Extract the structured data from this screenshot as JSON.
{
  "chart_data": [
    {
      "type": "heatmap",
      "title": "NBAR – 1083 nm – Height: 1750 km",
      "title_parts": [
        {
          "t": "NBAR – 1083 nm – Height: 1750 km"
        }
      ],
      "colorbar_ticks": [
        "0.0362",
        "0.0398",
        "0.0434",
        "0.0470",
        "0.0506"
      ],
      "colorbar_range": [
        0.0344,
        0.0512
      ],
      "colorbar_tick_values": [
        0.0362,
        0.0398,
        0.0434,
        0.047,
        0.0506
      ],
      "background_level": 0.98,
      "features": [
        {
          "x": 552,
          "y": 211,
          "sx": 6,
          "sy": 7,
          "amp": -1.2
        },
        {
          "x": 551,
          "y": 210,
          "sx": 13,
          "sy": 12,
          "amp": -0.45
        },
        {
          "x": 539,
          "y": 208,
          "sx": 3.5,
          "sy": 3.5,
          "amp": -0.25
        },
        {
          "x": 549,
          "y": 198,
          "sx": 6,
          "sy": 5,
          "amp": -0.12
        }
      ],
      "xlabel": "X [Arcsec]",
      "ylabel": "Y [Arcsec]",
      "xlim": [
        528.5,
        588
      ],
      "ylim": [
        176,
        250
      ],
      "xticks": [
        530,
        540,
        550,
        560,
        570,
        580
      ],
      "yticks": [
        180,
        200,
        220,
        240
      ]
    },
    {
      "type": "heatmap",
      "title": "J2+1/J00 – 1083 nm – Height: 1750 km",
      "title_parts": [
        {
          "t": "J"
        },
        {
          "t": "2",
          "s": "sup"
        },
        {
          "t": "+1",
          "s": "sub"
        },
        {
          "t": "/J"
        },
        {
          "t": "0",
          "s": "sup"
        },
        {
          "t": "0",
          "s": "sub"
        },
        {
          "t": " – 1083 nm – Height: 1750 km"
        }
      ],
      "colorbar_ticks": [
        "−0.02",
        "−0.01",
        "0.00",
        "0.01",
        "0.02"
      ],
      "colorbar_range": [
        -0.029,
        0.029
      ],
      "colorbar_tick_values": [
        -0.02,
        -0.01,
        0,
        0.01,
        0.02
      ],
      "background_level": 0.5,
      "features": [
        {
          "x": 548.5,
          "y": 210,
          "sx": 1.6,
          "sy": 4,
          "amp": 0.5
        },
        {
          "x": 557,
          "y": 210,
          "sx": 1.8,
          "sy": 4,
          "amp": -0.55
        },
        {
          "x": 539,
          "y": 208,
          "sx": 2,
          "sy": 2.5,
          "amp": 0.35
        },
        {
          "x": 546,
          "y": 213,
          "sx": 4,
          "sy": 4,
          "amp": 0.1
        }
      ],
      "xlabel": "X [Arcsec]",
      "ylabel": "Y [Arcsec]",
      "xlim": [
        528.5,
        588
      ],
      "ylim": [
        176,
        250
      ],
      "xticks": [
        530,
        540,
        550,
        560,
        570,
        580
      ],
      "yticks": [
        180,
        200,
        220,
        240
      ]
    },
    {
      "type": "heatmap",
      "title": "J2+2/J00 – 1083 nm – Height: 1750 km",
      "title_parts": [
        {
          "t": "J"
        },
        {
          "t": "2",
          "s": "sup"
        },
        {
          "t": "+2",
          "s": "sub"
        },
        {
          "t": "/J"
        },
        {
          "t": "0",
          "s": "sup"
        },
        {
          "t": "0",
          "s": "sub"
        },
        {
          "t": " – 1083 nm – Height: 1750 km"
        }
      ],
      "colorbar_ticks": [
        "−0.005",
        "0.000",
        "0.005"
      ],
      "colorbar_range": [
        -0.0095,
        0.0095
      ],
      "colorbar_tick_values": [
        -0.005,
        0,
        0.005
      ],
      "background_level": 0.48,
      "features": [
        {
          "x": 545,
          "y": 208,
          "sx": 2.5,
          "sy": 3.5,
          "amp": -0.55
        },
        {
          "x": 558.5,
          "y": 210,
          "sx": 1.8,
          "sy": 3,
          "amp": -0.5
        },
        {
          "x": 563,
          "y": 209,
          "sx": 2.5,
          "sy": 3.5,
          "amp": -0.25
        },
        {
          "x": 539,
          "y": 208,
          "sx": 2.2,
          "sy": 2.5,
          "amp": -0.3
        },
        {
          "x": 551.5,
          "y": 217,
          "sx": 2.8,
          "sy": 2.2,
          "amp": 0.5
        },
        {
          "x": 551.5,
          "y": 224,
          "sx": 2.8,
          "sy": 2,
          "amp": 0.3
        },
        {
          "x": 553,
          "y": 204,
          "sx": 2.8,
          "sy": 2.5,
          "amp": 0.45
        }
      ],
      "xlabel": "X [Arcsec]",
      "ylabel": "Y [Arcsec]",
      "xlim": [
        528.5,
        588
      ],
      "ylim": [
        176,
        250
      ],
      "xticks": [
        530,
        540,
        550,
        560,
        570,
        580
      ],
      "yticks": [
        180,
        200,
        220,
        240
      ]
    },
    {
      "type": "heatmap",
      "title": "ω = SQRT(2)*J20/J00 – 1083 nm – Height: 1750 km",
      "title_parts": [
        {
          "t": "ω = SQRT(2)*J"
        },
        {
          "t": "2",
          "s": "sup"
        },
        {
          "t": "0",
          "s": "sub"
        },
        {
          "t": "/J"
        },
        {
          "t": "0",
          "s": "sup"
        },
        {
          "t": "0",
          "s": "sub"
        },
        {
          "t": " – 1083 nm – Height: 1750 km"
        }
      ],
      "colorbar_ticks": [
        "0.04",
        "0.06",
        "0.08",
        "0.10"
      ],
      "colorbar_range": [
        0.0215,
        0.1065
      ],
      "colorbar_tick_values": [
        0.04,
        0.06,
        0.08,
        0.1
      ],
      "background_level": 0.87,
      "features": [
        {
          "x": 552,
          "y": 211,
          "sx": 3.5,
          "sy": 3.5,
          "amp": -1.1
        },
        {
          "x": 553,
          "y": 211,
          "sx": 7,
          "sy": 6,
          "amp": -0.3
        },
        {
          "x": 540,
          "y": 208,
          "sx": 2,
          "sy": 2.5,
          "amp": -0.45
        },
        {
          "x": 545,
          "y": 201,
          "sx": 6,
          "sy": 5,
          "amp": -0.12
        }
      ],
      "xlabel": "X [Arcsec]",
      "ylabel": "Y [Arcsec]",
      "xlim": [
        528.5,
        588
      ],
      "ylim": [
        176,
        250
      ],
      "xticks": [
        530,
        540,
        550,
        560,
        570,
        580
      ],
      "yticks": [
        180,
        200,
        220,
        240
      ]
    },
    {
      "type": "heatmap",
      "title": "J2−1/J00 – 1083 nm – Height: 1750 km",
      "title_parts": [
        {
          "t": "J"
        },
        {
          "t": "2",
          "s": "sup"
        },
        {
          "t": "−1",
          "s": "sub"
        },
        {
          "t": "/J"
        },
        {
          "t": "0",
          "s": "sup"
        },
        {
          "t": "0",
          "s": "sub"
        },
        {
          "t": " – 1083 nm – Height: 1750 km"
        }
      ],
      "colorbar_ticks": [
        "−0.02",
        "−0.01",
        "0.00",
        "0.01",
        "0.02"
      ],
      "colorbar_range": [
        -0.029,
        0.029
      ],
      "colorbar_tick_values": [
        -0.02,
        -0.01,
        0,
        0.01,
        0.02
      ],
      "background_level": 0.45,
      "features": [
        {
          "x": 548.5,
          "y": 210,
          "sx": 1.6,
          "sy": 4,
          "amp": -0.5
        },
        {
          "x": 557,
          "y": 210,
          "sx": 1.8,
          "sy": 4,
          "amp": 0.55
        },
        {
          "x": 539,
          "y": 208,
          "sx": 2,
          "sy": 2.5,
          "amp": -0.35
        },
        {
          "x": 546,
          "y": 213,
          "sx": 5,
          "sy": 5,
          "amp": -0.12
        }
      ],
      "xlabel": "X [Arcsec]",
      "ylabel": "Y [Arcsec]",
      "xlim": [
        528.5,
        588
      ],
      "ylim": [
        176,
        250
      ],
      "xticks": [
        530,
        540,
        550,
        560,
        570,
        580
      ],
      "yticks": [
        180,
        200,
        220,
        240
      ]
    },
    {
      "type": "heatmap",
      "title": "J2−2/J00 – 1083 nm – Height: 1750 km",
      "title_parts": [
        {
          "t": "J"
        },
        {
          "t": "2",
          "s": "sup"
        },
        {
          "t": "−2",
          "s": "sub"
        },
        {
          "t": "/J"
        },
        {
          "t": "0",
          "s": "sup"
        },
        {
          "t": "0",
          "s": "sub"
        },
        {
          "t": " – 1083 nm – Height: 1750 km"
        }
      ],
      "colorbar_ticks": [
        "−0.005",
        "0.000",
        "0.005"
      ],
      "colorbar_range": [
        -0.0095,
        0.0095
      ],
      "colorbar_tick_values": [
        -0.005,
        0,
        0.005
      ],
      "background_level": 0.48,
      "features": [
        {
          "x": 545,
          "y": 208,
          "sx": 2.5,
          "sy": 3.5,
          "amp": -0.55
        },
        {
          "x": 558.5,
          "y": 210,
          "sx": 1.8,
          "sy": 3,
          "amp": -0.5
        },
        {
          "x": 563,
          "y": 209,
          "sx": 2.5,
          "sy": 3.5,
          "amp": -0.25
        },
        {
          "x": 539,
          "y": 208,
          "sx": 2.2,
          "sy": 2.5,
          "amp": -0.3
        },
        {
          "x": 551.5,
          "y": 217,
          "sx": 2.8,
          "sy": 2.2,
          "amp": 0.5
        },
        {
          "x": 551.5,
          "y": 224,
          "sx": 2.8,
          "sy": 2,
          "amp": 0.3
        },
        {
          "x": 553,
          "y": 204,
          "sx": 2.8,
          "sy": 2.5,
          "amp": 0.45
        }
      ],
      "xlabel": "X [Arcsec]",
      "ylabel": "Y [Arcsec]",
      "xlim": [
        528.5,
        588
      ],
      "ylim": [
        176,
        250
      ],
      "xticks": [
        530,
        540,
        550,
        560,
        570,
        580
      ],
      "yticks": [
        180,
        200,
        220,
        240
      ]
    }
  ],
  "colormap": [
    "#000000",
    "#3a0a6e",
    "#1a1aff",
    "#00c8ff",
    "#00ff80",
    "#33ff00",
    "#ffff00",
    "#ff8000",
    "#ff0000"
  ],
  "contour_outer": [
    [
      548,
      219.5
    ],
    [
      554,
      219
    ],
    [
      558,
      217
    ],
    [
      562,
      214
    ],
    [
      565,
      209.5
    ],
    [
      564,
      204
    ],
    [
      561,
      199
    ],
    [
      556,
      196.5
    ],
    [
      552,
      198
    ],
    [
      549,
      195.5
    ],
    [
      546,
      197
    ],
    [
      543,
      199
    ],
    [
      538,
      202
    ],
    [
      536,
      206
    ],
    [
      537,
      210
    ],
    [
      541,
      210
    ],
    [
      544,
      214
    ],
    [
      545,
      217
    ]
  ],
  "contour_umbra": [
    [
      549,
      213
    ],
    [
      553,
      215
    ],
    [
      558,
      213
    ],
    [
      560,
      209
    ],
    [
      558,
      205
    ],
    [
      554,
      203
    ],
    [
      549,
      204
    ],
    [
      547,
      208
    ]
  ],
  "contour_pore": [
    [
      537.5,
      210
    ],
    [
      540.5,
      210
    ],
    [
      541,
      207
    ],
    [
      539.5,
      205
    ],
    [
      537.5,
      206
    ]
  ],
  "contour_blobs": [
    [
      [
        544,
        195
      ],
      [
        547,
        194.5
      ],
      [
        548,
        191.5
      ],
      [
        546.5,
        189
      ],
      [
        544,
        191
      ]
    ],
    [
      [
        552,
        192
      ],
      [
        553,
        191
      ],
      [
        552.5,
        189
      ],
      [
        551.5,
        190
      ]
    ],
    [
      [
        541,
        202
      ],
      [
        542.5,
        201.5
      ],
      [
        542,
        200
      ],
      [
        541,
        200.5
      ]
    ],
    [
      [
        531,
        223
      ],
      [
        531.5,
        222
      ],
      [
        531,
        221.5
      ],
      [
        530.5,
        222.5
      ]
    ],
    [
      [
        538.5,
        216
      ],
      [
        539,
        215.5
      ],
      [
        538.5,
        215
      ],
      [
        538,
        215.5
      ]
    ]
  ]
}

• **Task objective**: Give the count of lines in the data above that hold the string "SQRT", with no additional words.

• **Response to this exercise**: 2